Saved entries:

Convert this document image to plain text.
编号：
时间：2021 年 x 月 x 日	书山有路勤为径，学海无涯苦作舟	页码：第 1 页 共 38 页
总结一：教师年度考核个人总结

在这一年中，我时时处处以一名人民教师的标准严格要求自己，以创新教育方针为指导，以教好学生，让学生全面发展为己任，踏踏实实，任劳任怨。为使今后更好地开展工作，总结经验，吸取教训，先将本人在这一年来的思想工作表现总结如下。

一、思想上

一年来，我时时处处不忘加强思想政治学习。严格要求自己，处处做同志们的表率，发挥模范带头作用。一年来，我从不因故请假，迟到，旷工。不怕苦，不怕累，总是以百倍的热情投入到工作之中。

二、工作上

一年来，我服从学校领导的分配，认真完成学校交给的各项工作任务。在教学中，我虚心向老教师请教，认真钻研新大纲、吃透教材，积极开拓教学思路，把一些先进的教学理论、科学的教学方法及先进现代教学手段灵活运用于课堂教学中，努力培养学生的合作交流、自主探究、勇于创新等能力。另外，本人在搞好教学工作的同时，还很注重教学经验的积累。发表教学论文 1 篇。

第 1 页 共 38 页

To be done → Write out all records exactly, keeping every detail.

Solution to this exercise →
Convert this document image to plain text.
编号：
时间：2021 年 x 月 x 日	书山有路勤为径，学海无涯苦作舟	页码：第 1 页 共 38 页
总结一：教师年度考核个人总结

在这一年中，我时时处处以一名人民教师的标准严格要求自己，以创新教育方针为指导，以教好学生，让学生全面发展为己任，踏踏实实，任劳任怨。为使今后更好地开展工作，总结经验，吸取教训，先将本人在这一年来的思想工作表现总结如下。

一、思想上

一年来，我时时处处不忘加强思想政治学习。严格要求自己，处处做同志们的表率，发挥模范带头作用。一年来，我从不因故请假，迟到，旷工。不怕苦，不怕累，总是以百倍的热情投入到工作之中。

二、工作上

一年来，我服从学校领导的分配，认真完成学校交给的各项工作任务。在教学中，我虚心向老教师请教，认真钻研新大纲、吃透教材，积极开拓教学思路，把一些先进的教学理论、科学的教学方法及先进现代教学手段灵活运用于课堂教学中，努力培养学生的合作交流、自主探究、勇于创新等能力。另外，本人在搞好教学工作的同时，还很注重教学经验的积累。发表教学论文 1 篇。

第 1 页 共 38 页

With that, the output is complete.